● DESCRIPTION OF THE TASK
Filter these entries so that only lines with the word "CWDM" remain.
━━━━
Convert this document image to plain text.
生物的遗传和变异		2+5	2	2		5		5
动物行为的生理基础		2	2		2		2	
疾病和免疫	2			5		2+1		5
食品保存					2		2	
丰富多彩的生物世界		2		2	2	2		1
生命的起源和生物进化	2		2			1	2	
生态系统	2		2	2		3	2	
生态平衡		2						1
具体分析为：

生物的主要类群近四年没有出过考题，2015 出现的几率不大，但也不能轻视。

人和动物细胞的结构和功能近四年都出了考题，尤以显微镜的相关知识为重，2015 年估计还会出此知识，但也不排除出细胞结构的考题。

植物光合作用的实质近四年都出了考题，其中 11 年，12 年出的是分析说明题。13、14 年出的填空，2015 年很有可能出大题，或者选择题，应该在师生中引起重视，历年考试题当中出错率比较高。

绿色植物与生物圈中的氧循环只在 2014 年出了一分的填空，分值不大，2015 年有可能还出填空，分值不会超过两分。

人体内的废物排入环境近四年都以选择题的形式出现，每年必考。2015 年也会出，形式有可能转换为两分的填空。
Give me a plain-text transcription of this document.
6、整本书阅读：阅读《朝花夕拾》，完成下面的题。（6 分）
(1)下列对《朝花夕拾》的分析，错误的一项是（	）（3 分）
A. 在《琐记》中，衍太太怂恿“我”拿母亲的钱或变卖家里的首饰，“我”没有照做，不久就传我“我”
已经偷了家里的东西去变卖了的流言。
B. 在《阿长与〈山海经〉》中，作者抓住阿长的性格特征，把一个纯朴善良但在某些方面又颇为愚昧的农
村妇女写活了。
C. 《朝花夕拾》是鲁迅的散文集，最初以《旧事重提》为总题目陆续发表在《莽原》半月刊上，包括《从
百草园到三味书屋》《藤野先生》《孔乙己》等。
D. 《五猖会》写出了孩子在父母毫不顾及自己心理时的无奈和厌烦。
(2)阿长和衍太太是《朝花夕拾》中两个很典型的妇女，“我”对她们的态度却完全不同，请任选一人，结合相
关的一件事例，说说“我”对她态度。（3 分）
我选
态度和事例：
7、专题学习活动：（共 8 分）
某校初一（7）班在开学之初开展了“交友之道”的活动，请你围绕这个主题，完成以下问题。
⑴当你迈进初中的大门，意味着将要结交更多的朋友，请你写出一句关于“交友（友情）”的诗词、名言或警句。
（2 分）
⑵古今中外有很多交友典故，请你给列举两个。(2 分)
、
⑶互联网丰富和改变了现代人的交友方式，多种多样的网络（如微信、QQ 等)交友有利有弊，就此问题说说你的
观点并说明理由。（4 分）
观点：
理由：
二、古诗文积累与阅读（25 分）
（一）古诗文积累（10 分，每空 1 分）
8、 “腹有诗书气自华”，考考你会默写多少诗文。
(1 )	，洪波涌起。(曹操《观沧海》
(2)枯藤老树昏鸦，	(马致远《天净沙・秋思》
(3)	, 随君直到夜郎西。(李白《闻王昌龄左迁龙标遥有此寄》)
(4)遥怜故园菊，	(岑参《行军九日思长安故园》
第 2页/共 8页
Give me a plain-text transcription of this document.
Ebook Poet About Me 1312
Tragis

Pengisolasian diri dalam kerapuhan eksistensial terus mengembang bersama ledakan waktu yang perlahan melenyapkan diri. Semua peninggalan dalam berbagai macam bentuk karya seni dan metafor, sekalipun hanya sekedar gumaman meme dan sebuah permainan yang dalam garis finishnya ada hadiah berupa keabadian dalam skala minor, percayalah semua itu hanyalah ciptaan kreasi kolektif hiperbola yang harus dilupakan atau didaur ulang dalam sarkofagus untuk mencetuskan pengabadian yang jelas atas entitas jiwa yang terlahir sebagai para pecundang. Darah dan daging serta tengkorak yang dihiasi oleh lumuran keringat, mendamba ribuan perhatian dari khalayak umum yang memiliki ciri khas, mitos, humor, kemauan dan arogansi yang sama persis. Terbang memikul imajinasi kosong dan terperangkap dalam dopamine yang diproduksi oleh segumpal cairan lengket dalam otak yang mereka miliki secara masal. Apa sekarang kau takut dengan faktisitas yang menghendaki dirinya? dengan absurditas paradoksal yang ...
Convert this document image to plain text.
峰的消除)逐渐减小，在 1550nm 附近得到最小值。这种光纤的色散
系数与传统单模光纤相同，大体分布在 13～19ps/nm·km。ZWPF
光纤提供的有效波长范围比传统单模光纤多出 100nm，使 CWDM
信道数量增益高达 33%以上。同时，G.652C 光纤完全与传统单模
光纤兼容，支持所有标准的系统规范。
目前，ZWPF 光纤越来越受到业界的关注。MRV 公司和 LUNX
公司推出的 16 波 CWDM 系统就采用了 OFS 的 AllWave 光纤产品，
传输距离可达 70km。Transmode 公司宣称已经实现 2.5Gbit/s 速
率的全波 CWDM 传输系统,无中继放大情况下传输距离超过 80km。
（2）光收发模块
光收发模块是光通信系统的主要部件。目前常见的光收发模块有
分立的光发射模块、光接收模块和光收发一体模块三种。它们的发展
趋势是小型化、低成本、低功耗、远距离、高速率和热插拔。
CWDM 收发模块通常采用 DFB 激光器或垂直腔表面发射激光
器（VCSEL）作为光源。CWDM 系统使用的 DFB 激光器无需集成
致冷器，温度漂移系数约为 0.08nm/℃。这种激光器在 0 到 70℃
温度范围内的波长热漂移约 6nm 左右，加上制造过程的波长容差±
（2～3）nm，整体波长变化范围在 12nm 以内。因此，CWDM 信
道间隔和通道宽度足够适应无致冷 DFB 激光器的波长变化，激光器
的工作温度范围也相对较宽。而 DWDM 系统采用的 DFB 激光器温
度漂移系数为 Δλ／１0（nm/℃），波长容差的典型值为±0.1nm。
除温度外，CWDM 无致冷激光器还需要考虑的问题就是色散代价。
━━━━
● SOLUTION TO THE PROBLEM
光纤提供的有效波长范围比传统单模光纤多出 100nm，使 CWDM
公司推出的 16 波 CWDM 系统就采用了 OFS 的 AllWave 光纤产品，
率的全波 CWDM 传输系统,无中继放大情况下传输距离超过 80km。
CWDM 收发模块通常采用 DFB 激光器或垂直腔表面发射激光
器（VCSEL）作为光源。CWDM 系统使用的 DFB 激光器无需集成
（2～3）nm，整体波长变化范围在 12nm 以内。因此，CWDM 信
除温度外，CWDM 无致冷激光器还需要考虑的问题就是色散代价。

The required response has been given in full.